WHAT YOU WILL DO
Rename every "table-cell" to "data-cell" in the rows below, and leave everything else in them unchanged.

====== RECORDS FOR THE EXERCISE ======

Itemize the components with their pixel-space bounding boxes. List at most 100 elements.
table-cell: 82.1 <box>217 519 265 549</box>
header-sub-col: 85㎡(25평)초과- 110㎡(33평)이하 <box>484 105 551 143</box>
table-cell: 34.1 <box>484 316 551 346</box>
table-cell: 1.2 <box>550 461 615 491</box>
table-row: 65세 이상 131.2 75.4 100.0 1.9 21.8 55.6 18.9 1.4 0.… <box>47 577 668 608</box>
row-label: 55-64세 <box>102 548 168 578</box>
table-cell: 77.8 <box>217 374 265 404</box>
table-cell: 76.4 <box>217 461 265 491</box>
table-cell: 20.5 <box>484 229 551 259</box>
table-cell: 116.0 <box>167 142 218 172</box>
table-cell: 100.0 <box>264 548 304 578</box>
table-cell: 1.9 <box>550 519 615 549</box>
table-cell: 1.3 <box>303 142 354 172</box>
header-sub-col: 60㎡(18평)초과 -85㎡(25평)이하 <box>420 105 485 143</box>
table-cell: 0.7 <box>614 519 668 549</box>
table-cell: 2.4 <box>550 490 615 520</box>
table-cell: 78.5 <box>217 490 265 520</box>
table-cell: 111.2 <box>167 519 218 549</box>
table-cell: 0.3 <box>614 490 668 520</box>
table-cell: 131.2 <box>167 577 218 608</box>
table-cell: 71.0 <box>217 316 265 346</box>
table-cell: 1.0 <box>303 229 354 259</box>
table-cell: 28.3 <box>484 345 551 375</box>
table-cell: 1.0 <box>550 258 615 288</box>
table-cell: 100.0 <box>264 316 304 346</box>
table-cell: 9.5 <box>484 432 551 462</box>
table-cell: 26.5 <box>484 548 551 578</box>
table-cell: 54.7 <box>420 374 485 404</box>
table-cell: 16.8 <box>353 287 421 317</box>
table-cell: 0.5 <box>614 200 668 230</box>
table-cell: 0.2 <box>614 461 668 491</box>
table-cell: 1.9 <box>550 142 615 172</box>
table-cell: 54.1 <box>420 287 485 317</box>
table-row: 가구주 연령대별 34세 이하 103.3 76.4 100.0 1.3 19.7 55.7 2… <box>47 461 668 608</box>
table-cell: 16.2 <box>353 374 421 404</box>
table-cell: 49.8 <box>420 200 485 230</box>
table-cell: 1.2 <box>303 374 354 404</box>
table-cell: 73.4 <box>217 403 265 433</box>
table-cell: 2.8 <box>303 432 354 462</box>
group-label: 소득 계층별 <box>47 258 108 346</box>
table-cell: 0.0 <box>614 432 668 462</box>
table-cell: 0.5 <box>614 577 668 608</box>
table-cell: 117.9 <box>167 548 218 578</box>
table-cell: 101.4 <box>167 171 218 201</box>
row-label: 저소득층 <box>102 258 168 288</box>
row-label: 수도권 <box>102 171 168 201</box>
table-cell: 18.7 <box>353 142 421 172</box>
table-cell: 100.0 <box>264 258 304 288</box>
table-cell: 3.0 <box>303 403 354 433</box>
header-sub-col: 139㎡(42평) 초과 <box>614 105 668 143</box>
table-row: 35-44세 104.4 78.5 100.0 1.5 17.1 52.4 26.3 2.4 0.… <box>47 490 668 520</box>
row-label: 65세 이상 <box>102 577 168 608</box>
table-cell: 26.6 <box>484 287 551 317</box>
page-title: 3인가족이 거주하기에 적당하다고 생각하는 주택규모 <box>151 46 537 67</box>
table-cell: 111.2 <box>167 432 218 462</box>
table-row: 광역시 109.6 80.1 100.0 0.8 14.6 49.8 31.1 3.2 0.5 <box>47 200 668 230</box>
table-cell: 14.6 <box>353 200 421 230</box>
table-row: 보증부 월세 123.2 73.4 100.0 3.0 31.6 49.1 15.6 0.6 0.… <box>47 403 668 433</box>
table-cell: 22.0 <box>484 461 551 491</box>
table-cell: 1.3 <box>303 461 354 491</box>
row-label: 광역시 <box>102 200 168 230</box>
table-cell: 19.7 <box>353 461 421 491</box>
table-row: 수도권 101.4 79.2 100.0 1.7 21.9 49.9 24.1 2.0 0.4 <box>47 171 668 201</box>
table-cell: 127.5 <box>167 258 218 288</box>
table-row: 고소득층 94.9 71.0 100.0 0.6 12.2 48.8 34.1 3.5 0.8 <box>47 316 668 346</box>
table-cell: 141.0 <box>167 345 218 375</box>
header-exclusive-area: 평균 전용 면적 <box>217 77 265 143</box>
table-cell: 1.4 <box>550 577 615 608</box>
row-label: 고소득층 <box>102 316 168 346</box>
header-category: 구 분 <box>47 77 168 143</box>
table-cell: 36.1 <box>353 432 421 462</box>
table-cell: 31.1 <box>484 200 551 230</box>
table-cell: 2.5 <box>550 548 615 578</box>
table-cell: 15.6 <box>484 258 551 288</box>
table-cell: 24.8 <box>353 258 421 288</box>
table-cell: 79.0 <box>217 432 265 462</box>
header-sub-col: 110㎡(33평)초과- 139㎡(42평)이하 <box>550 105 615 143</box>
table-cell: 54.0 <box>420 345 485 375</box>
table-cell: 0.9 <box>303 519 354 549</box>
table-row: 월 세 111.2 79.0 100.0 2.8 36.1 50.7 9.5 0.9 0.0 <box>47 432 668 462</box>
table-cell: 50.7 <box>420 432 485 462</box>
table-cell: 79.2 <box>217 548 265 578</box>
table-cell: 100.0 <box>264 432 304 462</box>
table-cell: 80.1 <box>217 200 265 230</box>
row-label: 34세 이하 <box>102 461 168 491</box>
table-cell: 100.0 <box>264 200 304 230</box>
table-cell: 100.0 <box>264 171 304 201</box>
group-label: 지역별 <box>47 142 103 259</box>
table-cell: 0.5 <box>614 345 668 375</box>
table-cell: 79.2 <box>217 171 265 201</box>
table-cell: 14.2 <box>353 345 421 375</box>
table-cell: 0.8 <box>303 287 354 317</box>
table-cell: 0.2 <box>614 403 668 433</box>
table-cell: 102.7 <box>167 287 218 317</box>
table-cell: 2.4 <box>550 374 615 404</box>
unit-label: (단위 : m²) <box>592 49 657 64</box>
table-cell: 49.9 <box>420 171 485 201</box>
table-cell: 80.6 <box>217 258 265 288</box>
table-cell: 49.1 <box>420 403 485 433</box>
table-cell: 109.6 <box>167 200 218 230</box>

======

THE REPLY
Itemize the components with their pixel-space bounding boxes. List at most 100 elements.
data-cell: 82.1 <box>217 519 265 549</box>
header-sub-col: 85㎡(25평)초과- 110㎡(33평)이하 <box>484 105 551 143</box>
data-cell: 34.1 <box>484 316 551 346</box>
data-cell: 1.2 <box>550 461 615 491</box>
table-row: 65세 이상 131.2 75.4 100.0 1.9 21.8 55.6 18.9 1.4 0.… <box>47 577 668 608</box>
row-label: 55-64세 <box>102 548 168 578</box>
data-cell: 77.8 <box>217 374 265 404</box>
data-cell: 76.4 <box>217 461 265 491</box>
data-cell: 20.5 <box>484 229 551 259</box>
data-cell: 116.0 <box>167 142 218 172</box>
data-cell: 100.0 <box>264 548 304 578</box>
data-cell: 1.9 <box>550 519 615 549</box>
data-cell: 1.3 <box>303 142 354 172</box>
header-sub-col: 60㎡(18평)초과 -85㎡(25평)이하 <box>420 105 485 143</box>
data-cell: 0.7 <box>614 519 668 549</box>
data-cell: 2.4 <box>550 490 615 520</box>
data-cell: 78.5 <box>217 490 265 520</box>
data-cell: 111.2 <box>167 519 218 549</box>
data-cell: 0.3 <box>614 490 668 520</box>
data-cell: 131.2 <box>167 577 218 608</box>
data-cell: 71.0 <box>217 316 265 346</box>
data-cell: 1.0 <box>303 229 354 259</box>
data-cell: 28.3 <box>484 345 551 375</box>
data-cell: 1.0 <box>550 258 615 288</box>
data-cell: 100.0 <box>264 316 304 346</box>
data-cell: 9.5 <box>484 432 551 462</box>
data-cell: 26.5 <box>484 548 551 578</box>
data-cell: 54.7 <box>420 374 485 404</box>
data-cell: 16.8 <box>353 287 421 317</box>
data-cell: 0.5 <box>614 200 668 230</box>
data-cell: 0.2 <box>614 461 668 491</box>
data-cell: 1.9 <box>550 142 615 172</box>
data-cell: 54.1 <box>420 287 485 317</box>
table-row: 가구주 연령대별 34세 이하 103.3 76.4 100.0 1.3 19.7 55.7 2… <box>47 461 668 608</box>
data-cell: 16.2 <box>353 374 421 404</box>
data-cell: 49.8 <box>420 200 485 230</box>
data-cell: 1.2 <box>303 374 354 404</box>
data-cell: 73.4 <box>217 403 265 433</box>
data-cell: 2.8 <box>303 432 354 462</box>
group-label: 소득 계층별 <box>47 258 108 346</box>
data-cell: 0.0 <box>614 432 668 462</box>
data-cell: 0.5 <box>614 577 668 608</box>
data-cell: 117.9 <box>167 548 218 578</box>
data-cell: 101.4 <box>167 171 218 201</box>
row-label: 저소득층 <box>102 258 168 288</box>
row-label: 수도권 <box>102 171 168 201</box>
data-cell: 18.7 <box>353 142 421 172</box>
data-cell: 100.0 <box>264 258 304 288</box>
data-cell: 3.0 <box>303 403 354 433</box>
header-sub-col: 139㎡(42평) 초과 <box>614 105 668 143</box>
table-row: 35-44세 104.4 78.5 100.0 1.5 17.1 52.4 26.3 2.4 0.… <box>47 490 668 520</box>
row-label: 65세 이상 <box>102 577 168 608</box>
data-cell: 26.6 <box>484 287 551 317</box>
page-title: 3인가족이 거주하기에 적당하다고 생각하는 주택규모 <box>151 46 537 67</box>
data-cell: 111.2 <box>167 432 218 462</box>
table-row: 광역시 109.6 80.1 100.0 0.8 14.6 49.8 31.1 3.2 0.5 <box>47 200 668 230</box>
data-cell: 14.6 <box>353 200 421 230</box>
table-row: 보증부 월세 123.2 73.4 100.0 3.0 31.6 49.1 15.6 0.6 0.… <box>47 403 668 433</box>
data-cell: 22.0 <box>484 461 551 491</box>
data-cell: 1.3 <box>303 461 354 491</box>
row-label: 광역시 <box>102 200 168 230</box>
data-cell: 19.7 <box>353 461 421 491</box>
table-row: 수도권 101.4 79.2 100.0 1.7 21.9 49.9 24.1 2.0 0.4 <box>47 171 668 201</box>
data-cell: 127.5 <box>167 258 218 288</box>
table-row: 고소득층 94.9 71.0 100.0 0.6 12.2 48.8 34.1 3.5 0.8 <box>47 316 668 346</box>
data-cell: 141.0 <box>167 345 218 375</box>
header-exclusive-area: 평균 전용 면적 <box>217 77 265 143</box>
data-cell: 1.4 <box>550 577 615 608</box>
row-label: 고소득층 <box>102 316 168 346</box>
header-category: 구 분 <box>47 77 168 143</box>
data-cell: 36.1 <box>353 432 421 462</box>
data-cell: 31.1 <box>484 200 551 230</box>
data-cell: 2.5 <box>550 548 615 578</box>
data-cell: 15.6 <box>484 258 551 288</box>
data-cell: 24.8 <box>353 258 421 288</box>
data-cell: 79.0 <box>217 432 265 462</box>
header-sub-col: 110㎡(33평)초과- 139㎡(42평)이하 <box>550 105 615 143</box>
data-cell: 54.0 <box>420 345 485 375</box>
data-cell: 0.9 <box>303 519 354 549</box>
table-row: 월 세 111.2 79.0 100.0 2.8 36.1 50.7 9.5 0.9 0.0 <box>47 432 668 462</box>
data-cell: 50.7 <box>420 432 485 462</box>
data-cell: 79.2 <box>217 548 265 578</box>
data-cell: 100.0 <box>264 432 304 462</box>
data-cell: 80.1 <box>217 200 265 230</box>
row-label: 34세 이하 <box>102 461 168 491</box>
data-cell: 100.0 <box>264 200 304 230</box>
data-cell: 100.0 <box>264 171 304 201</box>
group-label: 지역별 <box>47 142 103 259</box>
data-cell: 0.5 <box>614 345 668 375</box>
data-cell: 79.2 <box>217 171 265 201</box>
data-cell: 14.2 <box>353 345 421 375</box>
data-cell: 0.8 <box>303 287 354 317</box>
data-cell: 0.2 <box>614 403 668 433</box>
data-cell: 102.7 <box>167 287 218 317</box>
data-cell: 2.4 <box>550 374 615 404</box>
unit-label: (단위 : m²) <box>592 49 657 64</box>
data-cell: 49.9 <box>420 171 485 201</box>
data-cell: 80.6 <box>217 258 265 288</box>
data-cell: 49.1 <box>420 403 485 433</box>
data-cell: 109.6 <box>167 200 218 230</box>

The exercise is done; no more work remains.